## Required actions
A - Answer these questions about the forum post about the family barn, one line each:
(i) What animals does the post say are not loud?
(ii) Over what does the post suggest sitting down together to talk?
(iii) Why hasn't DH confronted MIL?
B - Copy out the forum post about the family barn, everything from "Some folks get" down to "a good meal.".
C - Write what comes next in the forum post about the family barn.

## Excerpted text
[start]
Some folks get some weird idea's - I don't see WHY you couldn't use it, if she's not - and its not like sheep are LOUD or anything.

It might just be time to sit down together and talk about it over a good meal.
 
Chicken Lady - I agree with you about "...Even though the property owner is a family member, it doesn't mean anything is owed to you or that you should be allowed special privileges". I also agree that "...making improvements on the property doesn't automatically mean that you deserve something special in return." However, do we have to be the one's that are expected to be the "go to guys" when something needs fixed, or when upkeep needs done, or even a lightbulb needs changed - just because we are nextdoor? It kinda stinks that we went to the expense of the barn for nothing. I know that something should have been in writing, and I know that if it isn't ours, there is nothing that can be done. DH hasn't confronted MIL because he feels it is a losing battle. Being in such close proximity, he simply doesn't want to make more waves than he has to. I just needed to vent - the whole situation is simply frustrating!!!
[end]
## Extracted information
[start]
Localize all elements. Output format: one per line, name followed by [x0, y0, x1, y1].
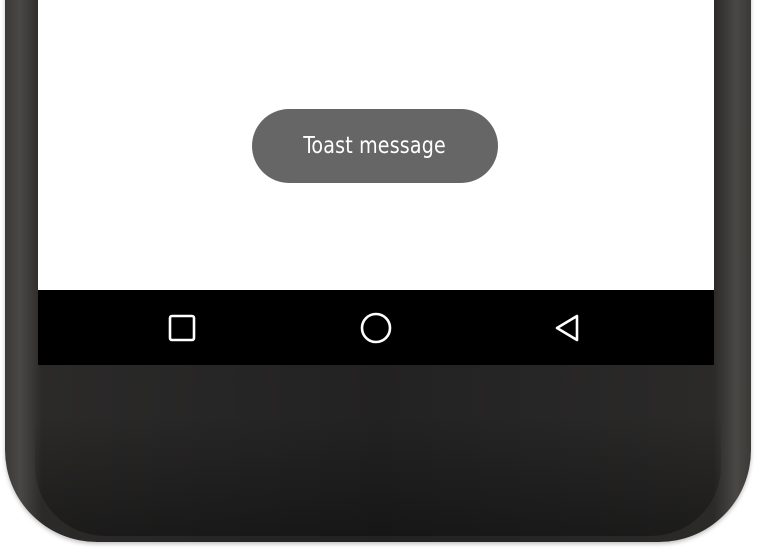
home-button[interactable]	[346, 290, 406, 365]
triangle-back-icon	[555, 314, 579, 341]
device-frame: Toast message	[0, 0, 757, 553]
app-screen: Toast message	[38, 0, 714, 290]
square-recents-icon	[168, 314, 196, 341]
navigation-bar	[38, 290, 714, 365]
toast-message: Toast message	[303, 133, 447, 159]
recents-button[interactable]	[152, 290, 212, 365]
circle-home-icon	[360, 312, 392, 343]
back-button[interactable]	[538, 290, 598, 365]
toast-popup: Toast message	[252, 109, 498, 183]
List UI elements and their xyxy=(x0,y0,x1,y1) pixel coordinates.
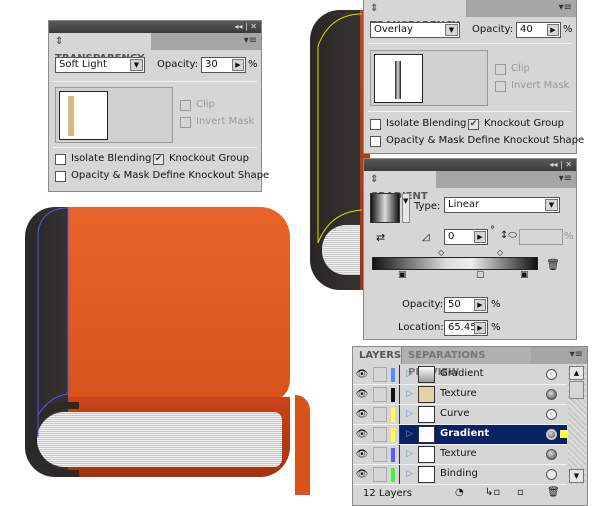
angle-icon: ◿ xyxy=(422,232,430,243)
expand-icon[interactable]: ▷ xyxy=(406,449,413,459)
eye-icon[interactable]: 👁 xyxy=(355,387,369,402)
layers-scrollbar[interactable]: ▲ ▼ xyxy=(568,365,586,485)
mask-thumbnail-area xyxy=(370,50,488,106)
layer-row[interactable]: 👁 ▷ Texture xyxy=(353,385,567,405)
blend-mode-select[interactable]: Soft Light ▼ xyxy=(55,57,145,73)
locate-object-icon[interactable]: ◔ xyxy=(455,487,464,498)
trash-icon[interactable]: 🗑 xyxy=(546,258,560,271)
midpoint-marker[interactable]: ◇ xyxy=(438,248,444,257)
arrow-right-icon[interactable]: ▶ xyxy=(474,231,486,243)
panel-menu-icon[interactable]: ▾≡ xyxy=(559,173,572,184)
layer-row[interactable]: 👁 ▷ Texture xyxy=(353,445,567,465)
delete-layer-icon[interactable]: 🗑 xyxy=(547,487,560,498)
reverse-gradient-icon[interactable]: ⇄ xyxy=(376,231,385,244)
target-icon[interactable] xyxy=(546,429,557,440)
transparency-panel-2: ⇕ TRANSPARENCY ▾≡ Overlay▼ Opacity: 40▶ … xyxy=(363,0,584,154)
invert-mask-checkbox[interactable] xyxy=(495,81,506,92)
midpoint-marker[interactable]: ◇ xyxy=(497,248,503,257)
gradient-type-select[interactable]: Linear ▼ xyxy=(444,197,560,213)
gradient-swatch-dropdown[interactable]: ▼ xyxy=(402,193,410,223)
color-stop[interactable]: ▣ xyxy=(520,270,529,280)
expand-icon[interactable]: ▷ xyxy=(406,409,413,419)
knockout-group-checkbox[interactable]: ✔ xyxy=(468,119,479,130)
expand-icon[interactable]: ▷ xyxy=(406,429,413,439)
panel-titlebar[interactable]: ◂◂ | ✕ xyxy=(364,159,576,171)
expand-icon[interactable]: ▷ xyxy=(406,469,413,479)
layer-row[interactable]: 👁 ▷ Curve xyxy=(353,405,567,425)
opacity-mask-knockout-checkbox[interactable] xyxy=(370,136,381,147)
expand-icon[interactable]: ▷ xyxy=(406,369,413,379)
selection-path-blue xyxy=(37,207,69,437)
color-stop-selected[interactable]: ▢ xyxy=(476,270,485,280)
layers-panel: LAYERS SEPARATIONS PREVIEW ▾≡ 👁▷Gradient… xyxy=(352,346,588,506)
blend-mode-select[interactable]: Overlay ▼ xyxy=(370,22,460,38)
panel-menu-icon[interactable]: ▾≡ xyxy=(559,2,572,13)
object-thumbnail[interactable] xyxy=(374,54,423,103)
mask-thumbnail-area xyxy=(55,87,173,143)
arrow-right-icon[interactable]: ▶ xyxy=(547,24,559,36)
opacity-input[interactable]: 30 ▶ xyxy=(201,57,246,73)
new-layer-icon[interactable]: ▫ xyxy=(517,487,524,498)
selection-path-yellow xyxy=(317,13,363,244)
scroll-down-button[interactable]: ▼ xyxy=(569,469,584,483)
invert-mask-checkbox[interactable] xyxy=(180,117,191,128)
panel-menu-icon[interactable]: ▾≡ xyxy=(244,35,257,46)
eye-icon[interactable]: 👁 xyxy=(355,427,369,442)
chevron-down-icon: ▼ xyxy=(445,24,458,36)
color-stop[interactable]: ▣ xyxy=(398,270,407,280)
tab-gradient[interactable]: ⇕ GRADIENT xyxy=(364,171,436,202)
clip-checkbox[interactable] xyxy=(180,100,191,111)
scroll-up-button[interactable]: ▲ xyxy=(569,366,584,380)
tab-transparency[interactable]: ⇕ TRANSPARENCY xyxy=(49,33,151,64)
tab-transparency[interactable]: ⇕ TRANSPARENCY xyxy=(364,0,466,31)
panel-titlebar[interactable]: ◂◂ | ✕ xyxy=(49,21,261,33)
book-cover xyxy=(68,207,290,402)
target-icon[interactable] xyxy=(546,409,557,420)
knockout-group-checkbox[interactable]: ✔ xyxy=(153,154,164,165)
clip-checkbox[interactable] xyxy=(495,64,506,75)
transparency-panel: ◂◂ | ✕ ⇕ TRANSPARENCY ▾≡ Soft Light▼ Opa… xyxy=(48,20,269,192)
scroll-thumb[interactable] xyxy=(569,381,584,399)
tab-layers[interactable]: LAYERS xyxy=(353,347,401,364)
selection-indicator xyxy=(560,430,568,438)
eye-icon[interactable]: 👁 xyxy=(355,367,369,382)
stop-opacity-input[interactable]: 50 ▶ xyxy=(444,297,488,313)
aspect-ratio-input[interactable] xyxy=(519,229,563,245)
aspect-ratio-icon: ↕⬭ xyxy=(500,230,517,241)
object-thumbnail[interactable] xyxy=(59,91,108,140)
expand-icon[interactable]: ▷ xyxy=(406,389,413,399)
layers-list: 👁 ▷ Gradient 👁 ▷ Texture 👁 ▷ Curve 👁 ▷ Gradient … xyxy=(353,365,568,485)
arrow-right-icon[interactable]: ▶ xyxy=(474,322,486,334)
make-clipping-mask-icon[interactable]: ↳▫ xyxy=(485,487,500,498)
layer-row[interactable]: 👁 ▷ Gradient xyxy=(353,365,567,385)
eye-icon[interactable]: 👁 xyxy=(355,467,369,482)
gradient-swatch[interactable] xyxy=(370,193,400,223)
opacity-label: Opacity: xyxy=(157,59,199,70)
eye-icon[interactable]: 👁 xyxy=(355,447,369,462)
target-icon[interactable] xyxy=(546,389,557,400)
target-icon[interactable] xyxy=(546,369,557,380)
isolate-blending-checkbox[interactable] xyxy=(370,119,381,130)
layer-row[interactable]: 👁 ▷ Binding xyxy=(353,465,567,485)
opacity-input[interactable]: 40 ▶ xyxy=(516,22,561,38)
opacity-mask-knockout-checkbox[interactable] xyxy=(55,171,66,182)
arrow-right-icon[interactable]: ▶ xyxy=(474,299,486,311)
gradient-slider[interactable] xyxy=(372,257,538,270)
panel-menu-icon[interactable]: ▾≡ xyxy=(570,349,583,360)
eye-icon[interactable]: 👁 xyxy=(355,407,369,422)
angle-input[interactable]: 0 ▶ xyxy=(444,229,488,245)
tab-separations-preview[interactable]: SEPARATIONS PREVIEW xyxy=(401,347,531,378)
stop-location-input[interactable]: 65.45 ▶ xyxy=(444,320,488,336)
chevron-down-icon: ▼ xyxy=(130,59,143,71)
arrow-right-icon[interactable]: ▶ xyxy=(232,59,244,71)
texture-preview xyxy=(68,96,74,136)
target-icon[interactable] xyxy=(546,469,557,480)
gradient-panel: ◂◂ | ✕ ⇕ GRADIENT ▾≡ ▼ Type: Linear▼ ⇄ ◿… xyxy=(363,158,577,340)
isolate-blending-checkbox[interactable] xyxy=(55,154,66,165)
chevron-down-icon: ▼ xyxy=(545,199,558,211)
layer-row-selected[interactable]: 👁 ▷ Gradient xyxy=(353,425,568,445)
target-icon[interactable] xyxy=(546,449,557,460)
layer-count: 12 Layers xyxy=(363,488,412,499)
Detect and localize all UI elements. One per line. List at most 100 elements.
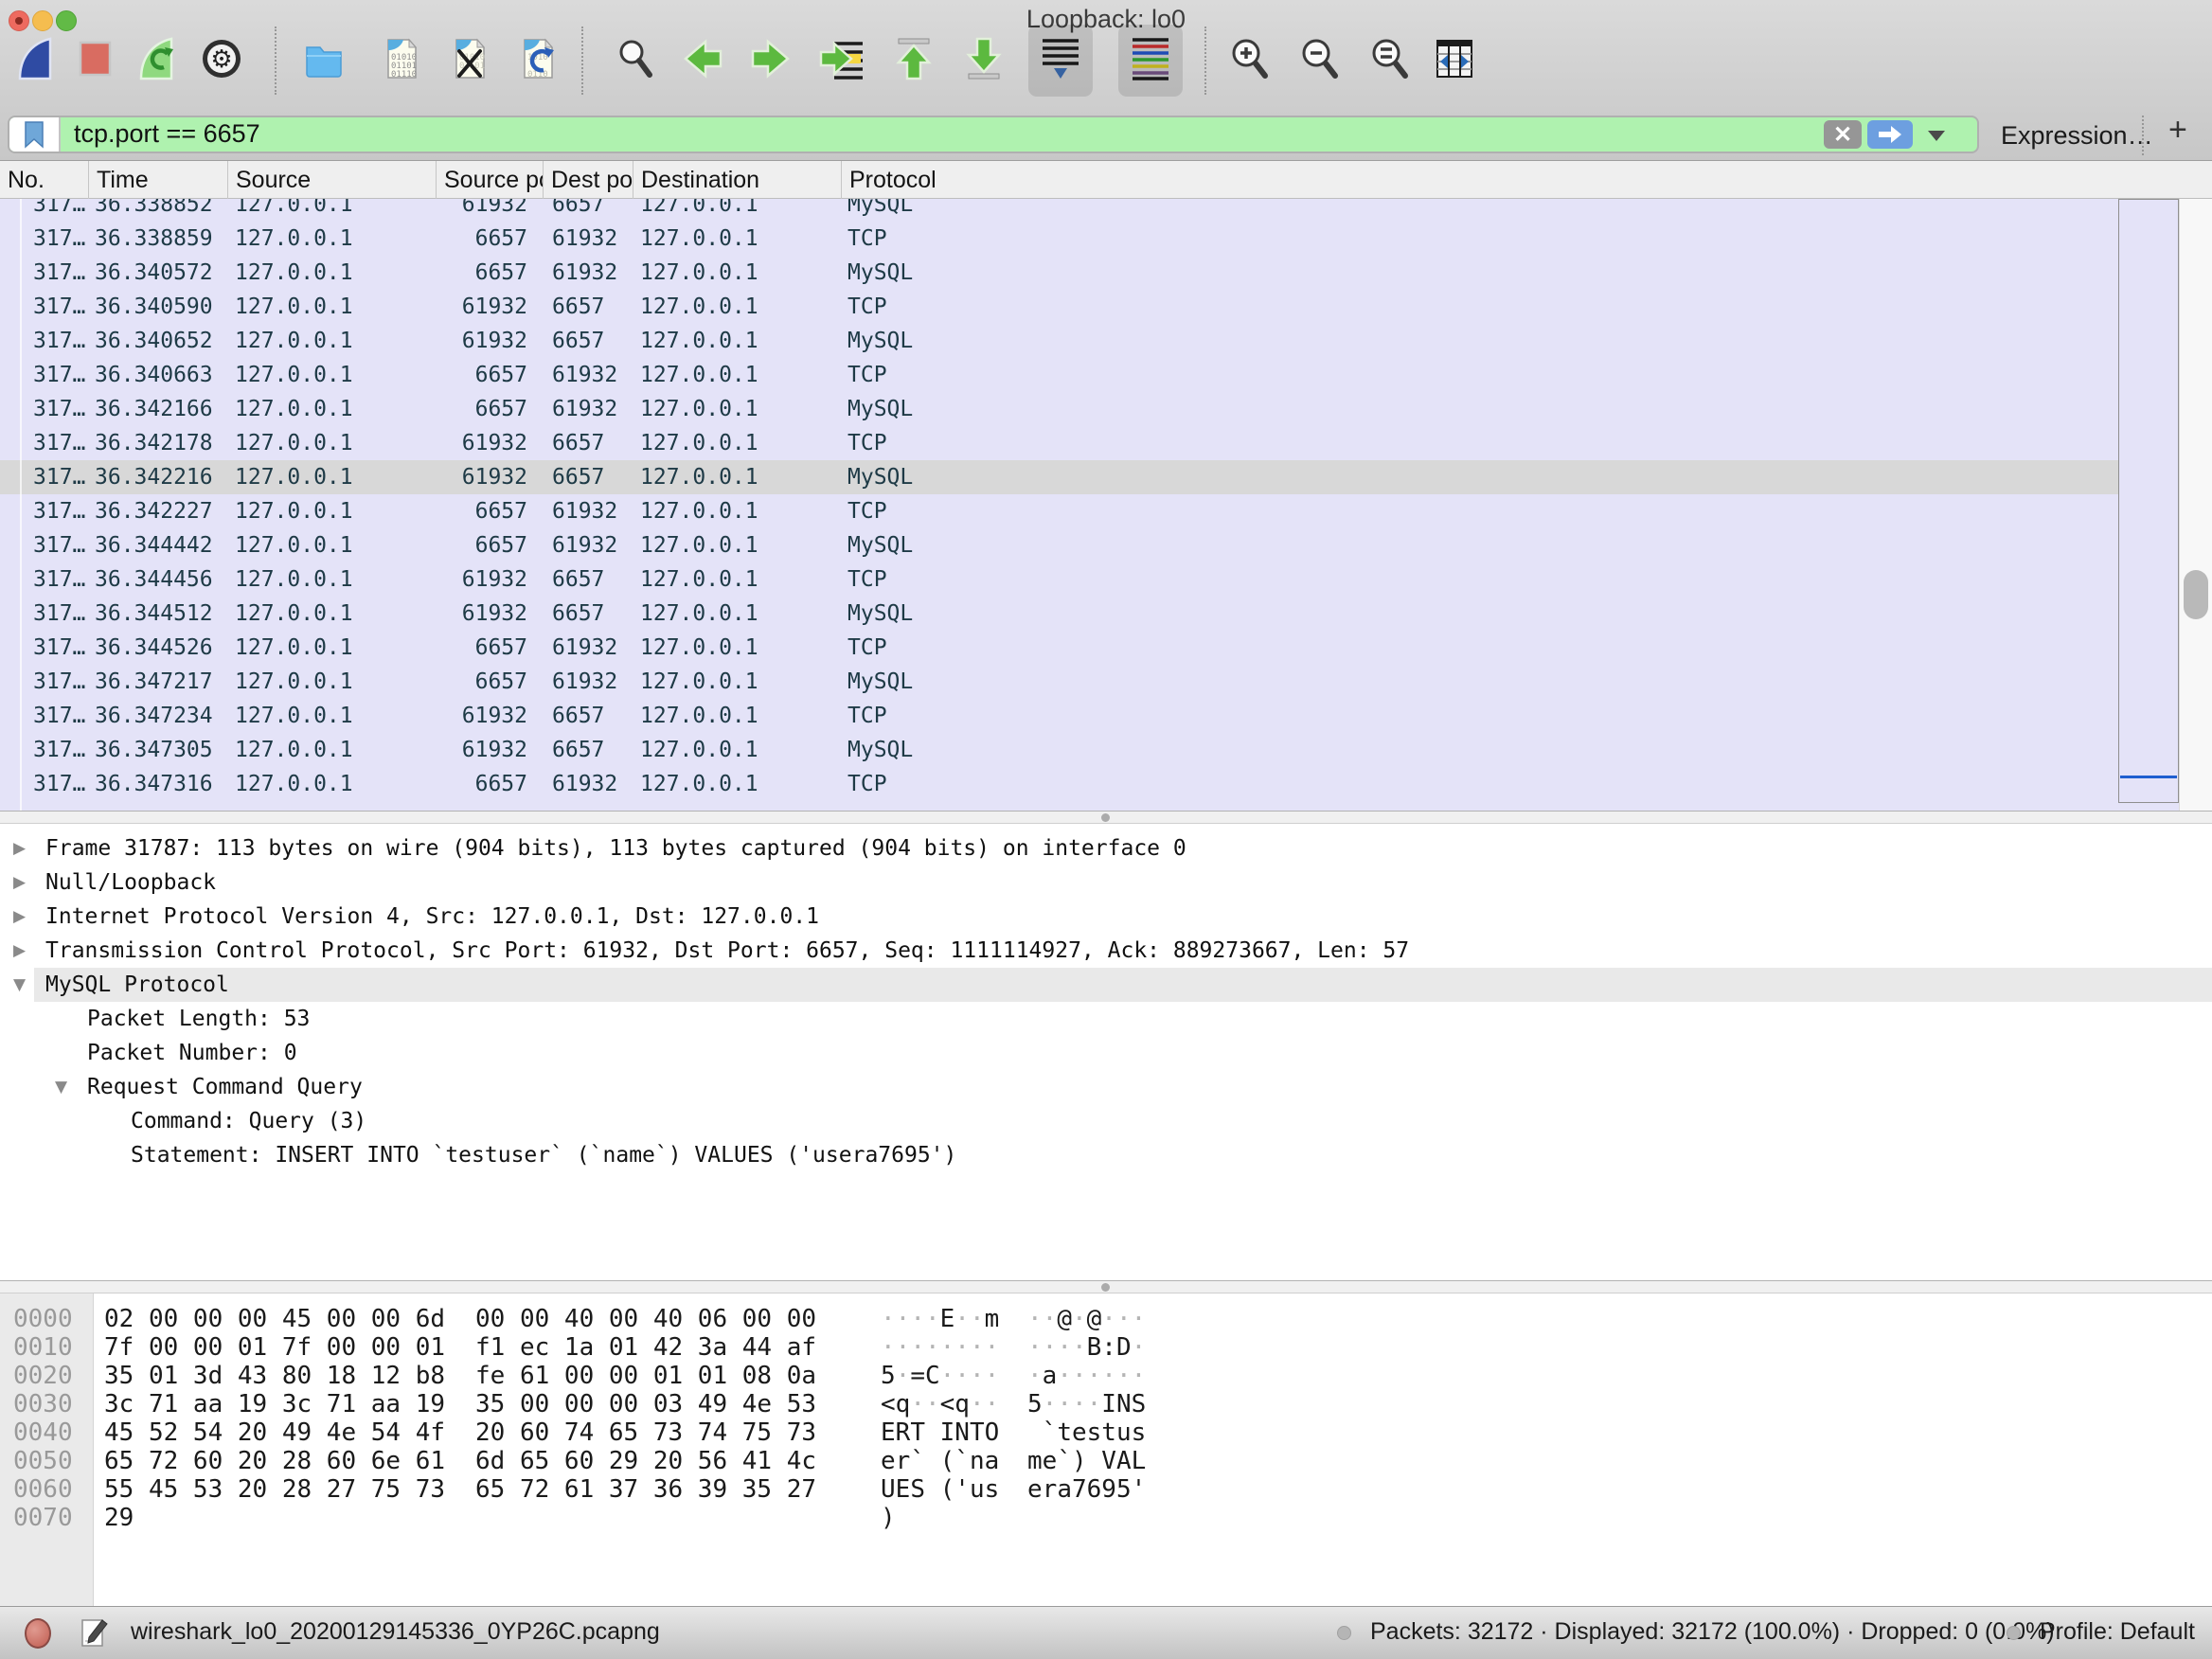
previous-packet-button[interactable] <box>680 38 725 83</box>
packet-row[interactable]: 317…36.347234127.0.0.1619326657127.0.0.1… <box>0 699 2118 733</box>
filter-apply-button[interactable] <box>1867 120 1913 149</box>
apply-arrow-icon <box>1876 123 1904 146</box>
hex-dump-pane: 000002 00 00 00 45 00 00 6d00 00 40 00 4… <box>0 1293 2212 1606</box>
cell-src: 127.0.0.1 <box>227 597 436 631</box>
packet-row[interactable]: 317…36.344526127.0.0.1665761932127.0.0.1… <box>0 631 2118 665</box>
packet-row[interactable]: 317…36.338852127.0.0.1619326657127.0.0.1… <box>0 199 2118 222</box>
cell-dport: 6657 <box>543 699 633 733</box>
detail-row[interactable]: ▼Request Command Query <box>0 1070 2212 1104</box>
packet-row[interactable]: 317…36.344456127.0.0.1619326657127.0.0.1… <box>0 562 2118 597</box>
resize-columns-button[interactable] <box>1432 38 1477 83</box>
expert-info-icon[interactable] <box>25 1618 51 1649</box>
column-header-time[interactable]: Time <box>88 161 227 199</box>
expression-button[interactable]: Expression… <box>2001 121 2153 151</box>
packet-row[interactable]: 317…36.344512127.0.0.1619326657127.0.0.1… <box>0 597 2118 631</box>
cell-time: 36.342178 <box>88 426 227 460</box>
detail-row[interactable]: ▶Internet Protocol Version 4, Src: 127.0… <box>0 900 2212 934</box>
open-file-button[interactable] <box>301 38 347 83</box>
display-filter-input[interactable]: tcp.port == 6657 ✕ <box>8 116 1979 153</box>
detail-row[interactable]: ▶Frame 31787: 113 bytes on wire (904 bit… <box>0 831 2212 865</box>
collapse-triangle-icon[interactable]: ▼ <box>55 1070 67 1104</box>
zoom-out-button[interactable] <box>1297 38 1343 83</box>
splitter-grip-icon <box>1101 1283 1110 1292</box>
column-header-protocol[interactable]: Protocol <box>841 161 2118 199</box>
save-file-button[interactable]: 010100110101110 <box>379 38 424 83</box>
hex-row[interactable]: 00107f 00 00 01 7f 00 00 01f1 ec 1a 01 4… <box>0 1333 2212 1362</box>
auto-scroll-toggle[interactable] <box>1038 38 1083 83</box>
green-arrow-right-icon <box>748 36 794 86</box>
packet-row[interactable]: 317…36.342178127.0.0.1619326657127.0.0.1… <box>0 426 2118 460</box>
packet-row[interactable]: 317…36.347217127.0.0.1665761932127.0.0.1… <box>0 665 2118 699</box>
packet-row[interactable]: 317…36.347316127.0.0.1665761932127.0.0.1… <box>0 767 2118 801</box>
expand-triangle-icon[interactable]: ▶ <box>13 831 26 865</box>
packet-row[interactable]: 317…36.340663127.0.0.1665761932127.0.0.1… <box>0 358 2118 392</box>
column-header-destination[interactable]: Destination <box>633 161 841 199</box>
packet-row[interactable]: 317…36.347305127.0.0.1619326657127.0.0.1… <box>0 733 2118 767</box>
detail-row[interactable]: Statement: INSERT INTO `testuser` (`name… <box>0 1138 2212 1172</box>
reload-file-button[interactable]: 10100110 <box>515 38 561 83</box>
column-header-source-port[interactable]: Source port <box>436 161 543 199</box>
last-packet-button[interactable] <box>961 38 1007 83</box>
cell-no: 317… <box>0 256 88 290</box>
colorize-toggle[interactable] <box>1128 38 1173 83</box>
column-header-source[interactable]: Source <box>227 161 436 199</box>
zoom-reset-button[interactable] <box>1367 38 1413 83</box>
packet-row[interactable]: 317…36.342216127.0.0.1619326657127.0.0.1… <box>0 460 2118 494</box>
list-details-splitter[interactable] <box>0 811 2212 824</box>
hex-row[interactable]: 00303c 71 aa 19 3c 71 aa 1935 00 00 00 0… <box>0 1390 2212 1418</box>
detail-row[interactable]: Command: Query (3) <box>0 1104 2212 1138</box>
filter-history-caret[interactable] <box>1928 131 1945 141</box>
first-packet-button[interactable] <box>891 38 937 83</box>
close-file-button[interactable]: 0101001101 <box>447 38 492 83</box>
restart-capture-button[interactable] <box>133 38 178 83</box>
cell-dport: 61932 <box>543 665 633 699</box>
filter-clear-button[interactable]: ✕ <box>1824 120 1862 149</box>
add-filter-button[interactable]: + <box>2168 112 2187 149</box>
packet-row[interactable]: 317…36.344442127.0.0.1665761932127.0.0.1… <box>0 528 2118 562</box>
hex-offset: 0010 <box>13 1333 73 1362</box>
collapse-triangle-icon[interactable]: ▼ <box>13 968 26 1002</box>
capture-options-button[interactable]: ⚙ <box>199 38 244 83</box>
detail-row[interactable]: ▶ Transmission Control Protocol, Src Port… <box>0 934 2212 968</box>
detail-row[interactable]: Packet Number: 0 <box>0 1036 2212 1070</box>
column-header-no-[interactable]: No. <box>0 161 88 199</box>
packet-row[interactable]: 317…36.342166127.0.0.1665761932127.0.0.1… <box>0 392 2118 426</box>
packet-row[interactable]: 317…36.340590127.0.0.1619326657127.0.0.1… <box>0 290 2118 324</box>
packet-list-scrollbar[interactable] <box>2179 199 2212 811</box>
packet-row[interactable]: 317…36.338859127.0.0.1665761932127.0.0.1… <box>0 222 2118 256</box>
expand-triangle-icon[interactable]: ▶ <box>13 934 26 968</box>
cell-no: 317… <box>0 290 88 324</box>
packet-row[interactable]: 317…36.340572127.0.0.1665761932127.0.0.1… <box>0 256 2118 290</box>
hex-row[interactable]: 000002 00 00 00 45 00 00 6d00 00 40 00 4… <box>0 1305 2212 1333</box>
stop-capture-button[interactable] <box>72 38 117 83</box>
hex-row[interactable]: 005065 72 60 20 28 60 6e 616d 65 60 29 2… <box>0 1447 2212 1475</box>
filter-bookmark-button[interactable] <box>9 117 61 152</box>
hex-row[interactable]: 007029) <box>0 1504 2212 1532</box>
cell-no: 317… <box>0 699 88 733</box>
packet-row[interactable]: 317…36.340652127.0.0.1619326657127.0.0.1… <box>0 324 2118 358</box>
hex-row[interactable]: 004045 52 54 20 49 4e 54 4f20 60 74 65 7… <box>0 1418 2212 1447</box>
detail-text: Transmission Control Protocol, Src Port:… <box>45 934 1409 968</box>
next-packet-button[interactable] <box>748 38 794 83</box>
expand-triangle-icon[interactable]: ▶ <box>13 900 26 934</box>
profile-text[interactable]: Profile: Default <box>2040 1618 2195 1646</box>
hex-bytes: 00 00 40 00 40 06 00 00 <box>475 1305 816 1333</box>
packet-row[interactable]: 317…36.342227127.0.0.1665761932127.0.0.1… <box>0 494 2118 528</box>
go-to-packet-button[interactable] <box>819 38 865 83</box>
expand-triangle-icon[interactable]: ▶ <box>13 865 26 900</box>
cell-src: 127.0.0.1 <box>227 528 436 562</box>
hex-row[interactable]: 002035 01 3d 43 80 18 12 b8fe 61 00 00 0… <box>0 1362 2212 1390</box>
detail-row[interactable]: ▶Null/Loopback <box>0 865 2212 900</box>
details-hex-splitter[interactable] <box>0 1280 2212 1293</box>
start-capture-button[interactable] <box>11 38 57 83</box>
detail-row[interactable]: ▼MySQL Protocol <box>0 968 2212 1002</box>
column-header-dest-port[interactable]: Dest port <box>543 161 633 199</box>
zoom-in-button[interactable] <box>1227 38 1273 83</box>
hex-row[interactable]: 006055 45 53 20 28 27 75 7365 72 61 37 3… <box>0 1475 2212 1504</box>
intelligent-scrollbar-minimap[interactable] <box>2118 199 2179 803</box>
toolbar-separator <box>581 27 583 95</box>
scrollbar-thumb[interactable] <box>2184 570 2208 619</box>
detail-row[interactable]: Packet Length: 53 <box>0 1002 2212 1036</box>
capture-comment-icon[interactable] <box>80 1616 108 1653</box>
find-packet-button[interactable] <box>614 38 659 83</box>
[end]
## Task-by-task answers
A -
(i) Sheep.
(ii) A good meal.
(iii) He feels it is a losing battle.

B -
Some folks get some weird idea's - I don't see WHY you couldn't use it, if she's not - and its not like sheep are LOUD or anything.

It might just be time to sit down together and talk about it over a good meal.

C -
 
Wildsky -

We ARE already taking care of the property- for the past 10+years! We have put up new fencing on over 1/2 of the perimeter, brush hog the property twice every summer, cut and clear trees that fall, fix drainage problems, etc. Plus - improved the property by adding a barn. That is what makes it so frustrating! I guess what really gets me, is that the property is just sitting there, and she doesn't have any desire to personally do anything with it. Don't get me wrong...my MIL is a great person and overall, we do get along really well...we just don't seem to see eye to eye on the farming issues.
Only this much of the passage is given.